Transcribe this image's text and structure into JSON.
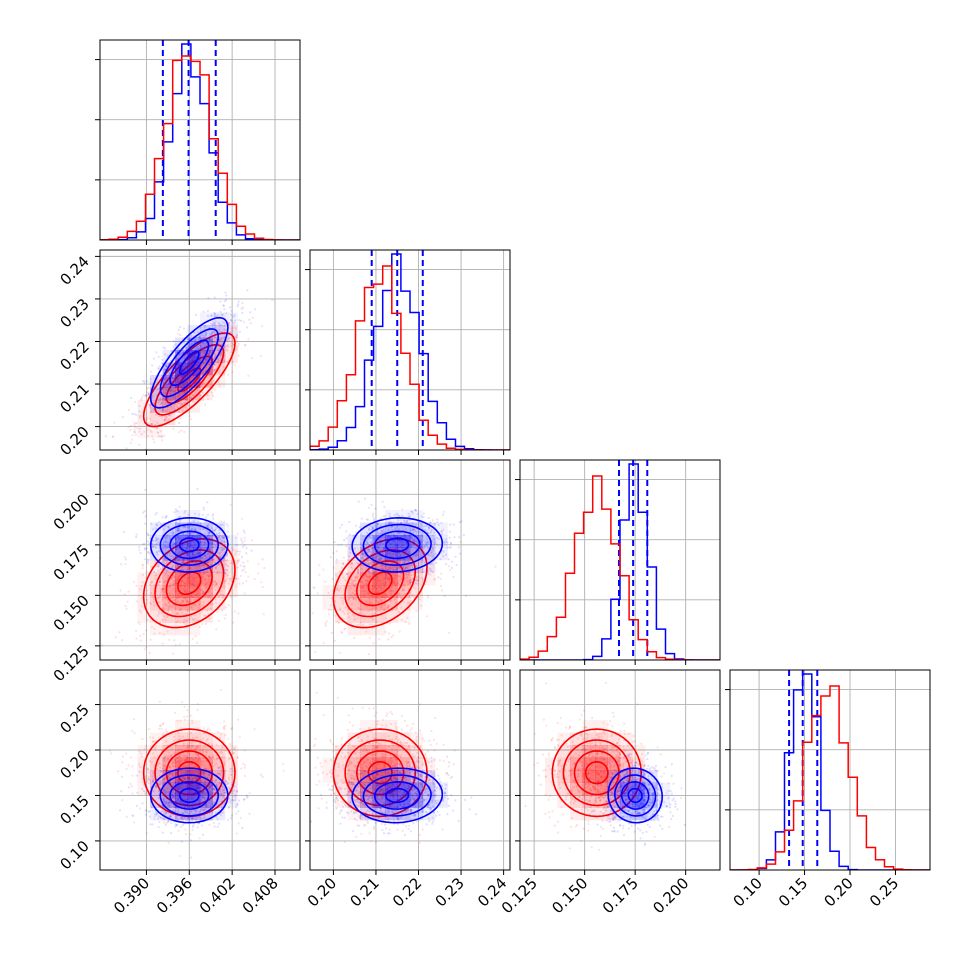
{
  "chart_data": {
    "type": "corner",
    "grid": true,
    "colors": {
      "series_a": "#0000ff",
      "series_b": "#ff0000"
    },
    "parameters": [
      {
        "range": [
          0.3835,
          0.4115
        ],
        "ticks": [
          0.39,
          0.396,
          0.402,
          0.408
        ],
        "tick_labels": [
          "0.390",
          "0.396",
          "0.402",
          "0.408"
        ]
      },
      {
        "range": [
          0.1945,
          0.2415
        ],
        "ticks": [
          0.2,
          0.21,
          0.22,
          0.23,
          0.24
        ],
        "tick_labels": [
          "0.20",
          "0.21",
          "0.22",
          "0.23",
          "0.24"
        ]
      },
      {
        "range": [
          0.118,
          0.217
        ],
        "ticks": [
          0.125,
          0.15,
          0.175,
          0.2
        ],
        "tick_labels": [
          "0.125",
          "0.150",
          "0.175",
          "0.200"
        ]
      },
      {
        "range": [
          0.068,
          0.288
        ],
        "ticks": [
          0.1,
          0.15,
          0.2,
          0.25
        ],
        "tick_labels": [
          "0.10",
          "0.15",
          "0.20",
          "0.25"
        ]
      }
    ],
    "series": [
      {
        "color": "#0000ff",
        "means": [
          0.396,
          0.215,
          0.175,
          0.15
        ],
        "sigmas": [
          0.0027,
          0.0053,
          0.0067,
          0.015
        ],
        "correlations": [
          [
            0,
            1,
            0.78
          ],
          [
            0,
            2,
            0.02
          ],
          [
            0,
            3,
            0.0
          ],
          [
            1,
            2,
            0.05
          ],
          [
            1,
            3,
            0.05
          ],
          [
            2,
            3,
            -0.05
          ]
        ],
        "quantiles": [
          [
            0.3923,
            0.3959,
            0.3997
          ],
          [
            0.209,
            0.215,
            0.221
          ],
          [
            0.167,
            0.174,
            0.181
          ],
          [
            0.133,
            0.148,
            0.164
          ]
        ],
        "hist_peak": 0.98
      },
      {
        "color": "#ff0000",
        "means": [
          0.396,
          0.211,
          0.156,
          0.175
        ],
        "sigmas": [
          0.0032,
          0.0055,
          0.011,
          0.024
        ],
        "correlations": [
          [
            0,
            1,
            0.78
          ],
          [
            0,
            2,
            0.3
          ],
          [
            0,
            3,
            0.0
          ],
          [
            1,
            2,
            0.35
          ],
          [
            1,
            3,
            0.0
          ],
          [
            2,
            3,
            0.0
          ]
        ],
        "hist_peak": 0.92
      }
    ]
  }
}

*Task description*
Copy the listing over exactly, skipping the pictures it holds.

*Final result*
Transcribe this image's text and structure into JSON.
{
  "chart_data": {
    "type": "corner",
    "grid": true,
    "colors": {
      "series_a": "#0000ff",
      "series_b": "#ff0000"
    },
    "parameters": [
      {
        "range": [
          0.3835,
          0.4115
        ],
        "ticks": [
          0.39,
          0.396,
          0.402,
          0.408
        ],
        "tick_labels": [
          "0.390",
          "0.396",
          "0.402",
          "0.408"
        ]
      },
      {
        "range": [
          0.1945,
          0.2415
        ],
        "ticks": [
          0.2,
          0.21,
          0.22,
          0.23,
          0.24
        ],
        "tick_labels": [
          "0.20",
          "0.21",
          "0.22",
          "0.23",
          "0.24"
        ]
      },
      {
        "range": [
          0.118,
          0.217
        ],
        "ticks": [
          0.125,
          0.15,
          0.175,
          0.2
        ],
        "tick_labels": [
          "0.125",
          "0.150",
          "0.175",
          "0.200"
        ]
      },
      {
        "range": [
          0.068,
          0.288
        ],
        "ticks": [
          0.1,
          0.15,
          0.2,
          0.25
        ],
        "tick_labels": [
          "0.10",
          "0.15",
          "0.20",
          "0.25"
        ]
      }
    ],
    "series": [
      {
        "color": "#0000ff",
        "means": [
          0.396,
          0.215,
          0.175,
          0.15
        ],
        "sigmas": [
          0.0027,
          0.0053,
          0.0067,
          0.015
        ],
        "correlations": [
          [
            0,
            1,
            0.78
          ],
          [
            0,
            2,
            0.02
          ],
          [
            0,
            3,
            0.0
          ],
          [
            1,
            2,
            0.05
          ],
          [
            1,
            3,
            0.05
          ],
          [
            2,
            3,
            -0.05
          ]
        ],
        "quantiles": [
          [
            0.3923,
            0.3959,
            0.3997
          ],
          [
            0.209,
            0.215,
            0.221
          ],
          [
            0.167,
            0.174,
            0.181
          ],
          [
            0.133,
            0.148,
            0.164
          ]
        ],
        "hist_peak": 0.98
      },
      {
        "color": "#ff0000",
        "means": [
          0.396,
          0.211,
          0.156,
          0.175
        ],
        "sigmas": [
          0.0032,
          0.0055,
          0.011,
          0.024
        ],
        "correlations": [
          [
            0,
            1,
            0.78
          ],
          [
            0,
            2,
            0.3
          ],
          [
            0,
            3,
            0.0
          ],
          [
            1,
            2,
            0.35
          ],
          [
            1,
            3,
            0.0
          ],
          [
            2,
            3,
            0.0
          ]
        ],
        "hist_peak": 0.92
      }
    ]
  }
}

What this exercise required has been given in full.